> **Excerpted records**
****************************************
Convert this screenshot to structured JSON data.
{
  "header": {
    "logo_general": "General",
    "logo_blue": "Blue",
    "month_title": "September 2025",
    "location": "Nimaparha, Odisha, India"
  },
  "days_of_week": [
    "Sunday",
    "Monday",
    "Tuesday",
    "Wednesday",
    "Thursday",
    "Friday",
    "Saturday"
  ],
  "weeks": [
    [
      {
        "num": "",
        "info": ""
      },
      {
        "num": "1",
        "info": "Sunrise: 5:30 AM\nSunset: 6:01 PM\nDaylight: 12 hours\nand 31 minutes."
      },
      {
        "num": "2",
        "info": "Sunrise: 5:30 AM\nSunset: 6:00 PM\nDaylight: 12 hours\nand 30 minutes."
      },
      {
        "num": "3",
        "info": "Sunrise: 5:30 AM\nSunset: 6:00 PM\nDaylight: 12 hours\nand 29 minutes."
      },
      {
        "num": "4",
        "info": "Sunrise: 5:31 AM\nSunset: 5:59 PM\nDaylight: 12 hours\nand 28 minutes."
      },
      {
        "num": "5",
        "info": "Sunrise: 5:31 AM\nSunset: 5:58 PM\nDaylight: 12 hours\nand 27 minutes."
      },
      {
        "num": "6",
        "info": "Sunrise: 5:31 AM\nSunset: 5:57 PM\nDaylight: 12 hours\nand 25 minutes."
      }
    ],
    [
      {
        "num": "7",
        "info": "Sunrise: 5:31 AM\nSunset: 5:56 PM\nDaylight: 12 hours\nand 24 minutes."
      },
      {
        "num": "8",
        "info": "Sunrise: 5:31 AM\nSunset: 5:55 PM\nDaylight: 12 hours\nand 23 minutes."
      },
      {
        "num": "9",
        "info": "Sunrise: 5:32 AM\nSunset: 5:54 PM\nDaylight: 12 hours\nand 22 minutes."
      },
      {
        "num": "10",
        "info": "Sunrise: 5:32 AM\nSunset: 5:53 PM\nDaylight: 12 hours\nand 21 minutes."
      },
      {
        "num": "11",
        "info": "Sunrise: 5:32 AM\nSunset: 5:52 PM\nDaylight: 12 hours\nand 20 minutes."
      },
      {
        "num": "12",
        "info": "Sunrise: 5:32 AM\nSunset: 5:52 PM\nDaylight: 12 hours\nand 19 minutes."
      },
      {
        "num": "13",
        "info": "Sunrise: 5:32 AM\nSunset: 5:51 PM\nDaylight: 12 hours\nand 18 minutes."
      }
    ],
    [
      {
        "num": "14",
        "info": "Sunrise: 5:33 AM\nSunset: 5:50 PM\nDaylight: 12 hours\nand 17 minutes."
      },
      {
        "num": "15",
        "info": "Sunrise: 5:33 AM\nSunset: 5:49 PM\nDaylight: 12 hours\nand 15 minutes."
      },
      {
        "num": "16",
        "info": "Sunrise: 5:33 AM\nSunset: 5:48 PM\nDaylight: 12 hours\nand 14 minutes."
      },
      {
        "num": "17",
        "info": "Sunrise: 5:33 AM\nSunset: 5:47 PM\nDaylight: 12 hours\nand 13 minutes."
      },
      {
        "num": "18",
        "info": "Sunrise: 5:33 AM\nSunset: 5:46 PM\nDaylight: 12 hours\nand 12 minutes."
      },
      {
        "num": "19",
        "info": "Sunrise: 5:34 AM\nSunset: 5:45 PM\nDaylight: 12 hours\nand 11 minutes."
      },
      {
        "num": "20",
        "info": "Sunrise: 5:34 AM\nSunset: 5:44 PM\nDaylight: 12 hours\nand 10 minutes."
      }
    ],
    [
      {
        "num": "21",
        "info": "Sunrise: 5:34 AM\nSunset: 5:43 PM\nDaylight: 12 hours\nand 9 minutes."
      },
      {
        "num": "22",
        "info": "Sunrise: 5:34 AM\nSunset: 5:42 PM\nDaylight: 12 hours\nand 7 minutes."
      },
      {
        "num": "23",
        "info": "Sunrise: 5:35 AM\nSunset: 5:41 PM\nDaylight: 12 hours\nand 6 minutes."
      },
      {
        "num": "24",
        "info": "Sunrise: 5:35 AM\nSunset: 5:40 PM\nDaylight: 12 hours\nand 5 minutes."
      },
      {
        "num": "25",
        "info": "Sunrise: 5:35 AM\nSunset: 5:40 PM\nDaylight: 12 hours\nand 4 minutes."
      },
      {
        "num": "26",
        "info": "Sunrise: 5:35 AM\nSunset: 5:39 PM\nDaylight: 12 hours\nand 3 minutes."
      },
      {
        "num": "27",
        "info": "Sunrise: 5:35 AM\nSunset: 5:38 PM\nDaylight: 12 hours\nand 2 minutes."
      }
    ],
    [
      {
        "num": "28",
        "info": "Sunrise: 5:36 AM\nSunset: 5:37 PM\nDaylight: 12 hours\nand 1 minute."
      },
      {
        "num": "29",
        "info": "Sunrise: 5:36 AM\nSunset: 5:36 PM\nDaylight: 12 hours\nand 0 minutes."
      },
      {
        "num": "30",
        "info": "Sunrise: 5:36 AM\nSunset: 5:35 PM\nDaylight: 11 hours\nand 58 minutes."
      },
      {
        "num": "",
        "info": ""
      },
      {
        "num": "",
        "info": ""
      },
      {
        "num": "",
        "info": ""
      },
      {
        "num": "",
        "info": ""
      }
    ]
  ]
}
****************************************
The records above should be repeated in full, exactly as given.

> **Response to this exercise**
Convert this screenshot to structured JSON data.
{
  "header": {
    "logo_general": "General",
    "logo_blue": "Blue",
    "month_title": "September 2025",
    "location": "Nimaparha, Odisha, India"
  },
  "days_of_week": [
    "Sunday",
    "Monday",
    "Tuesday",
    "Wednesday",
    "Thursday",
    "Friday",
    "Saturday"
  ],
  "weeks": [
    [
      {
        "num": "",
        "info": ""
      },
      {
        "num": "1",
        "info": "Sunrise: 5:30 AM\nSunset: 6:01 PM\nDaylight: 12 hours\nand 31 minutes."
      },
      {
        "num": "2",
        "info": "Sunrise: 5:30 AM\nSunset: 6:00 PM\nDaylight: 12 hours\nand 30 minutes."
      },
      {
        "num": "3",
        "info": "Sunrise: 5:30 AM\nSunset: 6:00 PM\nDaylight: 12 hours\nand 29 minutes."
      },
      {
        "num": "4",
        "info": "Sunrise: 5:31 AM\nSunset: 5:59 PM\nDaylight: 12 hours\nand 28 minutes."
      },
      {
        "num": "5",
        "info": "Sunrise: 5:31 AM\nSunset: 5:58 PM\nDaylight: 12 hours\nand 27 minutes."
      },
      {
        "num": "6",
        "info": "Sunrise: 5:31 AM\nSunset: 5:57 PM\nDaylight: 12 hours\nand 25 minutes."
      }
    ],
    [
      {
        "num": "7",
        "info": "Sunrise: 5:31 AM\nSunset: 5:56 PM\nDaylight: 12 hours\nand 24 minutes."
      },
      {
        "num": "8",
        "info": "Sunrise: 5:31 AM\nSunset: 5:55 PM\nDaylight: 12 hours\nand 23 minutes."
      },
      {
        "num": "9",
        "info": "Sunrise: 5:32 AM\nSunset: 5:54 PM\nDaylight: 12 hours\nand 22 minutes."
      },
      {
        "num": "10",
        "info": "Sunrise: 5:32 AM\nSunset: 5:53 PM\nDaylight: 12 hours\nand 21 minutes."
      },
      {
        "num": "11",
        "info": "Sunrise: 5:32 AM\nSunset: 5:52 PM\nDaylight: 12 hours\nand 20 minutes."
      },
      {
        "num": "12",
        "info": "Sunrise: 5:32 AM\nSunset: 5:52 PM\nDaylight: 12 hours\nand 19 minutes."
      },
      {
        "num": "13",
        "info": "Sunrise: 5:32 AM\nSunset: 5:51 PM\nDaylight: 12 hours\nand 18 minutes."
      }
    ],
    [
      {
        "num": "14",
        "info": "Sunrise: 5:33 AM\nSunset: 5:50 PM\nDaylight: 12 hours\nand 17 minutes."
      },
      {
        "num": "15",
        "info": "Sunrise: 5:33 AM\nSunset: 5:49 PM\nDaylight: 12 hours\nand 15 minutes."
      },
      {
        "num": "16",
        "info": "Sunrise: 5:33 AM\nSunset: 5:48 PM\nDaylight: 12 hours\nand 14 minutes."
      },
      {
        "num": "17",
        "info": "Sunrise: 5:33 AM\nSunset: 5:47 PM\nDaylight: 12 hours\nand 13 minutes."
      },
      {
        "num": "18",
        "info": "Sunrise: 5:33 AM\nSunset: 5:46 PM\nDaylight: 12 hours\nand 12 minutes."
      },
      {
        "num": "19",
        "info": "Sunrise: 5:34 AM\nSunset: 5:45 PM\nDaylight: 12 hours\nand 11 minutes."
      },
      {
        "num": "20",
        "info": "Sunrise: 5:34 AM\nSunset: 5:44 PM\nDaylight: 12 hours\nand 10 minutes."
      }
    ],
    [
      {
        "num": "21",
        "info": "Sunrise: 5:34 AM\nSunset: 5:43 PM\nDaylight: 12 hours\nand 9 minutes."
      },
      {
        "num": "22",
        "info": "Sunrise: 5:34 AM\nSunset: 5:42 PM\nDaylight: 12 hours\nand 7 minutes."
      },
      {
        "num": "23",
        "info": "Sunrise: 5:35 AM\nSunset: 5:41 PM\nDaylight: 12 hours\nand 6 minutes."
      },
      {
        "num": "24",
        "info": "Sunrise: 5:35 AM\nSunset: 5:40 PM\nDaylight: 12 hours\nand 5 minutes."
      },
      {
        "num": "25",
        "info": "Sunrise: 5:35 AM\nSunset: 5:40 PM\nDaylight: 12 hours\nand 4 minutes."
      },
      {
        "num": "26",
        "info": "Sunrise: 5:35 AM\nSunset: 5:39 PM\nDaylight: 12 hours\nand 3 minutes."
      },
      {
        "num": "27",
        "info": "Sunrise: 5:35 AM\nSunset: 5:38 PM\nDaylight: 12 hours\nand 2 minutes."
      }
    ],
    [
      {
        "num": "28",
        "info": "Sunrise: 5:36 AM\nSunset: 5:37 PM\nDaylight: 12 hours\nand 1 minute."
      },
      {
        "num": "29",
        "info": "Sunrise: 5:36 AM\nSunset: 5:36 PM\nDaylight: 12 hours\nand 0 minutes."
      },
      {
        "num": "30",
        "info": "Sunrise: 5:36 AM\nSunset: 5:35 PM\nDaylight: 11 hours\nand 58 minutes."
      },
      {
        "num": "",
        "info": ""
      },
      {
        "num": "",
        "info": ""
      },
      {
        "num": "",
        "info": ""
      },
      {
        "num": "",
        "info": ""
      }
    ]
  ]
}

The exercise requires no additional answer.